__Work instructions__. Reproduce each record exactly.

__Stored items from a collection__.
# # #
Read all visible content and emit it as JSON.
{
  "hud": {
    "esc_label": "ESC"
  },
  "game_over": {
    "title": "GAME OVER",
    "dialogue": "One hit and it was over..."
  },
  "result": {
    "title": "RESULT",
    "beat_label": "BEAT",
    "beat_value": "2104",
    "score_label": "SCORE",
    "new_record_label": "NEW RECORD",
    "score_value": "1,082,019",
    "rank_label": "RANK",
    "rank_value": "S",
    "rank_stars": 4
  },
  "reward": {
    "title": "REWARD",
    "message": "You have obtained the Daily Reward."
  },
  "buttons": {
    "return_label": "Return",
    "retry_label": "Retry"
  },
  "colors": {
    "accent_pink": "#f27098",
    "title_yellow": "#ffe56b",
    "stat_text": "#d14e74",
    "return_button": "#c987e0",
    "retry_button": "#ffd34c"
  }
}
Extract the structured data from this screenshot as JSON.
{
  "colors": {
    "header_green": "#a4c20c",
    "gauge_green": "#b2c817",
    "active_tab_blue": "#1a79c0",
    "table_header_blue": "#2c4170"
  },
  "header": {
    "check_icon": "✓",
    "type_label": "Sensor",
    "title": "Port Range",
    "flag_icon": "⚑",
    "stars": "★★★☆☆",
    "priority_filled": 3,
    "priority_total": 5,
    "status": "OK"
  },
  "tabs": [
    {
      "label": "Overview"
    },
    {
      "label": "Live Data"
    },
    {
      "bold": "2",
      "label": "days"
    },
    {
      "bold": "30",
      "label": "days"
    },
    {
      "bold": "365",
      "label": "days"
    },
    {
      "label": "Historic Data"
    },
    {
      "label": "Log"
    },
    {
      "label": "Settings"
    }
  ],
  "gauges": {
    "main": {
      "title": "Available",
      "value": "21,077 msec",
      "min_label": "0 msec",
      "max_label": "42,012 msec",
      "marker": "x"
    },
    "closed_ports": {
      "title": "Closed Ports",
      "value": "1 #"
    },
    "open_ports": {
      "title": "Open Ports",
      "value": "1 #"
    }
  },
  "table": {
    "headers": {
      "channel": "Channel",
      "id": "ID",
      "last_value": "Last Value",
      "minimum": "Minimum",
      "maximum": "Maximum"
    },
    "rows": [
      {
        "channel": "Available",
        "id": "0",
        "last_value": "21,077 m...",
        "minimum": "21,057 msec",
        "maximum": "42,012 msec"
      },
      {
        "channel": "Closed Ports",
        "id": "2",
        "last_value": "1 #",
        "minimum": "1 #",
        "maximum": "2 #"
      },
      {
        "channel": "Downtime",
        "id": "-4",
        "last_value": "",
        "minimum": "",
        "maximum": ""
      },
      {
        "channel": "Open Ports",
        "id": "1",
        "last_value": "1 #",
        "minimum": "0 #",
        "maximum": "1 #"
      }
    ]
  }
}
# # #
__Exercise output__.
Read all visible content and emit it as JSON.
{
  "hud": {
    "esc_label": "ESC"
  },
  "game_over": {
    "title": "GAME OVER",
    "dialogue": "One hit and it was over..."
  },
  "result": {
    "title": "RESULT",
    "beat_label": "BEAT",
    "beat_value": "2104",
    "score_label": "SCORE",
    "new_record_label": "NEW RECORD",
    "score_value": "1,082,019",
    "rank_label": "RANK",
    "rank_value": "S",
    "rank_stars": 4
  },
  "reward": {
    "title": "REWARD",
    "message": "You have obtained the Daily Reward."
  },
  "buttons": {
    "return_label": "Return",
    "retry_label": "Retry"
  },
  "colors": {
    "accent_pink": "#f27098",
    "title_yellow": "#ffe56b",
    "stat_text": "#d14e74",
    "return_button": "#c987e0",
    "retry_button": "#ffd34c"
  }
}
Extract the structured data from this screenshot as JSON.
{
  "colors": {
    "header_green": "#a4c20c",
    "gauge_green": "#b2c817",
    "active_tab_blue": "#1a79c0",
    "table_header_blue": "#2c4170"
  },
  "header": {
    "check_icon": "✓",
    "type_label": "Sensor",
    "title": "Port Range",
    "flag_icon": "⚑",
    "stars": "★★★☆☆",
    "priority_filled": 3,
    "priority_total": 5,
    "status": "OK"
  },
  "tabs": [
    {
      "label": "Overview"
    },
    {
      "label": "Live Data"
    },
    {
      "bold": "2",
      "label": "days"
    },
    {
      "bold": "30",
      "label": "days"
    },
    {
      "bold": "365",
      "label": "days"
    },
    {
      "label": "Historic Data"
    },
    {
      "label": "Log"
    },
    {
      "label": "Settings"
    }
  ],
  "gauges": {
    "main": {
      "title": "Available",
      "value": "21,077 msec",
      "min_label": "0 msec",
      "max_label": "42,012 msec",
      "marker": "x"
    },
    "closed_ports": {
      "title": "Closed Ports",
      "value": "1 #"
    },
    "open_ports": {
      "title": "Open Ports",
      "value": "1 #"
    }
  },
  "table": {
    "headers": {
      "channel": "Channel",
      "id": "ID",
      "last_value": "Last Value",
      "minimum": "Minimum",
      "maximum": "Maximum"
    },
    "rows": [
      {
        "channel": "Available",
        "id": "0",
        "last_value": "21,077 m...",
        "minimum": "21,057 msec",
        "maximum": "42,012 msec"
      },
      {
        "channel": "Closed Ports",
        "id": "2",
        "last_value": "1 #",
        "minimum": "1 #",
        "maximum": "2 #"
      },
      {
        "channel": "Downtime",
        "id": "-4",
        "last_value": "",
        "minimum": "",
        "maximum": ""
      },
      {
        "channel": "Open Ports",
        "id": "1",
        "last_value": "1 #",
        "minimum": "0 #",
        "maximum": "1 #"
      }
    ]
  }
}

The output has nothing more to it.